**Exercise instructions**
Go through the entries and say how many lines contain the string "daily". The number is the whole answer.
╭─ Data for this task
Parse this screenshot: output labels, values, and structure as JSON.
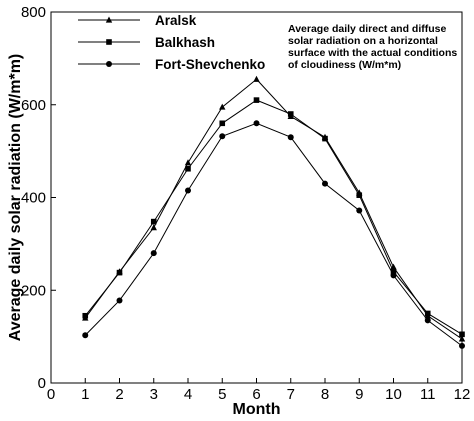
{
  "chart_data": {
    "type": "line",
    "xlabel": "Month",
    "ylabel": "Average daily solar radiation (W/m*m)",
    "xlim": [
      0,
      12
    ],
    "ylim": [
      0,
      800
    ],
    "xticks": [
      0,
      1,
      2,
      3,
      4,
      5,
      6,
      7,
      8,
      9,
      10,
      11,
      12
    ],
    "yticks": [
      0,
      200,
      400,
      600,
      800
    ],
    "grid": false,
    "legend_position": "top-left",
    "annotation": [
      "Average daily direct and diffuse",
      "solar radiation on a horizontal",
      "surface with the actual conditions",
      "of cloudiness (W/m*m)"
    ],
    "x": [
      1,
      2,
      3,
      4,
      5,
      6,
      7,
      8,
      9,
      10,
      11,
      12
    ],
    "series": [
      {
        "name": "Aralsk",
        "marker": "triangle",
        "values": [
          140,
          240,
          335,
          475,
          595,
          655,
          575,
          530,
          410,
          250,
          145,
          95
        ]
      },
      {
        "name": "Balkhash",
        "marker": "square",
        "values": [
          145,
          238,
          348,
          462,
          560,
          610,
          580,
          527,
          405,
          240,
          150,
          105
        ]
      },
      {
        "name": "Fort-Shevchenko",
        "marker": "circle",
        "values": [
          103,
          178,
          280,
          415,
          532,
          560,
          530,
          430,
          372,
          232,
          135,
          80
        ]
      }
    ]
  }
}
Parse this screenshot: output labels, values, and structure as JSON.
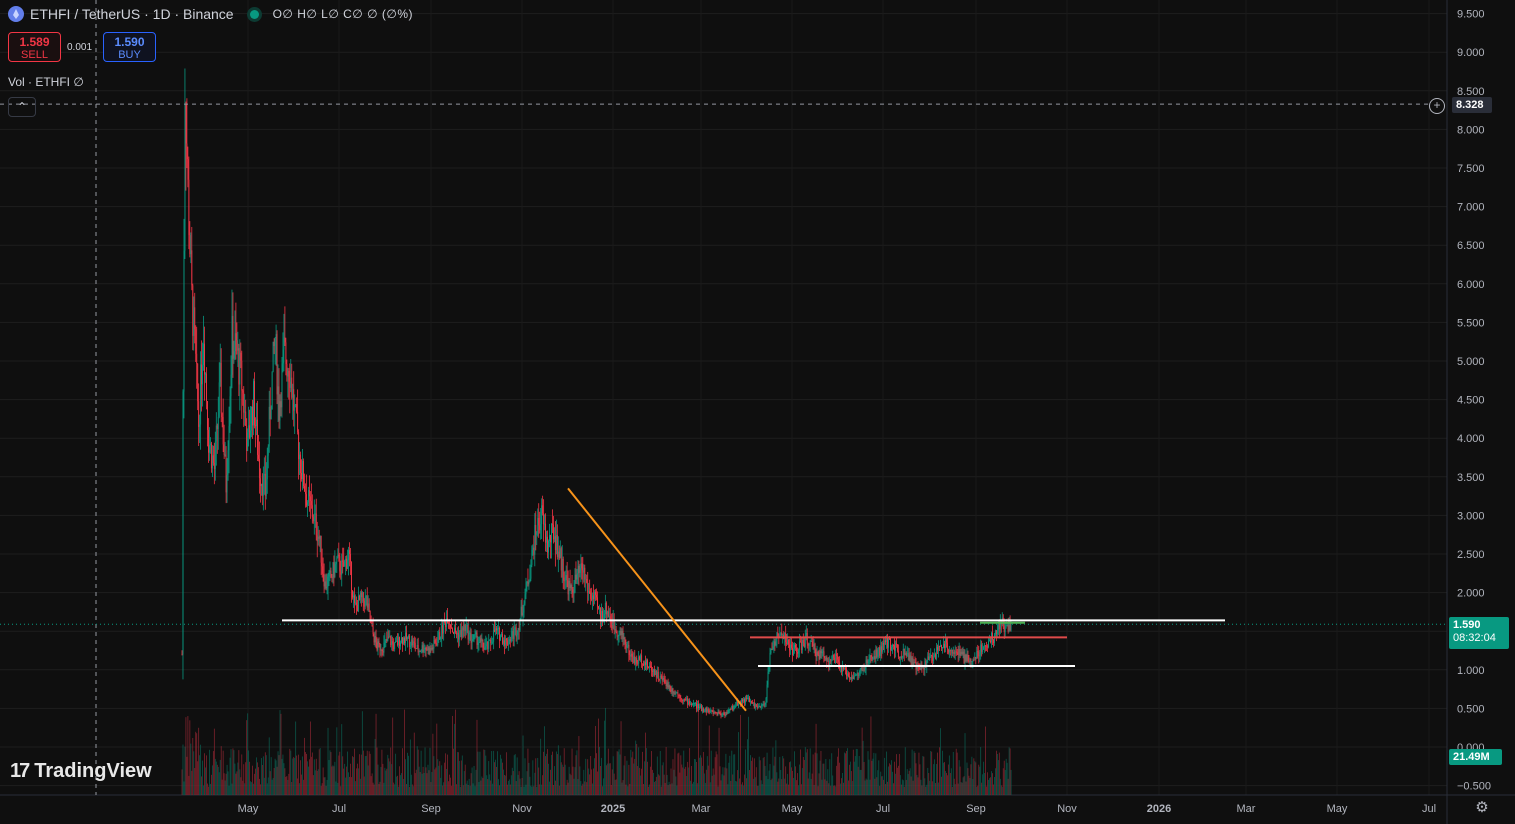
{
  "header": {
    "symbol_title": "ETHFI / TetherUS · 1D · Binance",
    "ohlc": "O∅ H∅ L∅ C∅ ∅ (∅%)"
  },
  "trade": {
    "sell_price": "1.589",
    "sell_label": "SELL",
    "spread": "0.001",
    "buy_price": "1.590",
    "buy_label": "BUY"
  },
  "volume_legend": "Vol · ETHFI  ∅",
  "collapse_glyph": "⌃",
  "crosshair_price": "8.328",
  "last_price": "1.590",
  "countdown": "08:32:04",
  "volume_value": "21.49M",
  "logo_text": "TradingView",
  "logo_mark": "17",
  "colors": {
    "up": "#089981",
    "down": "#f23645",
    "orange": "#f7931a",
    "red_line": "#e04a4a",
    "green_line": "#4caf50"
  },
  "chart_data": {
    "type": "candlestick",
    "price_axis": [
      "9.500",
      "9.000",
      "8.500",
      "8.000",
      "7.500",
      "7.000",
      "6.500",
      "6.000",
      "5.500",
      "5.000",
      "4.500",
      "4.000",
      "3.500",
      "3.000",
      "2.500",
      "2.000",
      "1.500",
      "1.000",
      "0.500",
      "0.000",
      "−0.500"
    ],
    "time_axis": [
      "May",
      "Jul",
      "Sep",
      "Nov",
      "2025",
      "Mar",
      "May",
      "Jul",
      "Sep",
      "Nov",
      "2026",
      "Mar",
      "May",
      "Jul"
    ],
    "ylim": [
      -0.5,
      9.5
    ],
    "close_path": [
      [
        0,
        1.2
      ],
      [
        1,
        4.6
      ],
      [
        3,
        8.6
      ],
      [
        6,
        7.2
      ],
      [
        10,
        5.8
      ],
      [
        13,
        5.2
      ],
      [
        17,
        4.2
      ],
      [
        22,
        5.4
      ],
      [
        27,
        4.0
      ],
      [
        33,
        3.6
      ],
      [
        39,
        4.7
      ],
      [
        45,
        3.4
      ],
      [
        51,
        5.3
      ],
      [
        56,
        5.1
      ],
      [
        61,
        4.7
      ],
      [
        67,
        3.9
      ],
      [
        73,
        4.5
      ],
      [
        79,
        3.6
      ],
      [
        85,
        3.3
      ],
      [
        91,
        4.6
      ],
      [
        95,
        5.3
      ],
      [
        99,
        4.4
      ],
      [
        104,
        5.1
      ],
      [
        110,
        4.9
      ],
      [
        116,
        4.2
      ],
      [
        122,
        3.6
      ],
      [
        128,
        3.2
      ],
      [
        134,
        3.0
      ],
      [
        140,
        2.7
      ],
      [
        146,
        2.1
      ],
      [
        152,
        2.2
      ],
      [
        158,
        2.4
      ],
      [
        164,
        2.3
      ],
      [
        170,
        2.5
      ],
      [
        176,
        1.8
      ],
      [
        182,
        1.9
      ],
      [
        188,
        1.9
      ],
      [
        194,
        1.5
      ],
      [
        199,
        1.3
      ],
      [
        205,
        1.3
      ],
      [
        211,
        1.4
      ],
      [
        217,
        1.3
      ],
      [
        223,
        1.4
      ],
      [
        229,
        1.4
      ],
      [
        235,
        1.35
      ],
      [
        241,
        1.25
      ],
      [
        247,
        1.3
      ],
      [
        253,
        1.25
      ],
      [
        259,
        1.35
      ],
      [
        265,
        1.5
      ],
      [
        271,
        1.7
      ],
      [
        277,
        1.5
      ],
      [
        283,
        1.45
      ],
      [
        289,
        1.55
      ],
      [
        295,
        1.4
      ],
      [
        301,
        1.4
      ],
      [
        307,
        1.3
      ],
      [
        313,
        1.3
      ],
      [
        319,
        1.5
      ],
      [
        325,
        1.45
      ],
      [
        331,
        1.35
      ],
      [
        337,
        1.45
      ],
      [
        343,
        1.55
      ],
      [
        349,
        1.9
      ],
      [
        355,
        2.3
      ],
      [
        361,
        2.8
      ],
      [
        367,
        3.0
      ],
      [
        373,
        2.6
      ],
      [
        379,
        2.8
      ],
      [
        385,
        2.5
      ],
      [
        391,
        2.2
      ],
      [
        397,
        2.0
      ],
      [
        403,
        2.2
      ],
      [
        409,
        2.3
      ],
      [
        415,
        2.0
      ],
      [
        421,
        1.9
      ],
      [
        427,
        1.7
      ],
      [
        433,
        1.8
      ],
      [
        439,
        1.6
      ],
      [
        445,
        1.5
      ],
      [
        451,
        1.4
      ],
      [
        457,
        1.2
      ],
      [
        463,
        1.1
      ],
      [
        469,
        1.15
      ],
      [
        475,
        1.05
      ],
      [
        481,
        1.0
      ],
      [
        487,
        0.9
      ],
      [
        493,
        0.85
      ],
      [
        499,
        0.75
      ],
      [
        505,
        0.7
      ],
      [
        511,
        0.62
      ],
      [
        517,
        0.58
      ],
      [
        523,
        0.55
      ],
      [
        529,
        0.5
      ],
      [
        535,
        0.48
      ],
      [
        541,
        0.45
      ],
      [
        547,
        0.44
      ],
      [
        553,
        0.43
      ],
      [
        559,
        0.47
      ],
      [
        565,
        0.55
      ],
      [
        571,
        0.6
      ],
      [
        577,
        0.62
      ],
      [
        583,
        0.55
      ],
      [
        589,
        0.5
      ],
      [
        595,
        0.55
      ],
      [
        601,
        1.3
      ],
      [
        607,
        1.4
      ],
      [
        613,
        1.5
      ],
      [
        619,
        1.3
      ],
      [
        625,
        1.25
      ],
      [
        631,
        1.3
      ],
      [
        637,
        1.4
      ],
      [
        643,
        1.3
      ],
      [
        649,
        1.2
      ],
      [
        655,
        1.2
      ],
      [
        661,
        1.1
      ],
      [
        667,
        1.15
      ],
      [
        673,
        1.0
      ],
      [
        679,
        0.95
      ],
      [
        685,
        0.9
      ],
      [
        691,
        0.95
      ],
      [
        697,
        1.05
      ],
      [
        703,
        1.15
      ],
      [
        709,
        1.2
      ],
      [
        715,
        1.3
      ],
      [
        721,
        1.35
      ],
      [
        727,
        1.3
      ],
      [
        733,
        1.2
      ],
      [
        739,
        1.25
      ],
      [
        745,
        1.1
      ],
      [
        751,
        1.0
      ],
      [
        757,
        1.05
      ],
      [
        763,
        1.15
      ],
      [
        769,
        1.2
      ],
      [
        775,
        1.35
      ],
      [
        781,
        1.3
      ],
      [
        787,
        1.25
      ],
      [
        793,
        1.2
      ],
      [
        799,
        1.15
      ],
      [
        805,
        1.1
      ],
      [
        811,
        1.2
      ],
      [
        817,
        1.3
      ],
      [
        823,
        1.35
      ],
      [
        829,
        1.45
      ],
      [
        835,
        1.6
      ],
      [
        841,
        1.55
      ],
      [
        846,
        1.59
      ]
    ],
    "horizontal_lines": [
      {
        "price": 1.64,
        "x_from": 282,
        "x_to": 1225,
        "color": "#ffffff"
      },
      {
        "price": 1.05,
        "x_from": 758,
        "x_to": 1075,
        "color": "#ffffff"
      },
      {
        "price": 1.42,
        "x_from": 750,
        "x_to": 1067,
        "color": "#e04a4a"
      },
      {
        "price": 1.61,
        "x_from": 980,
        "x_to": 1025,
        "color": "#4caf50"
      }
    ],
    "trendline": {
      "from_price": 3.35,
      "to_price": 0.47,
      "color": "#f7931a"
    }
  }
}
╰─
**Exercise solution**
2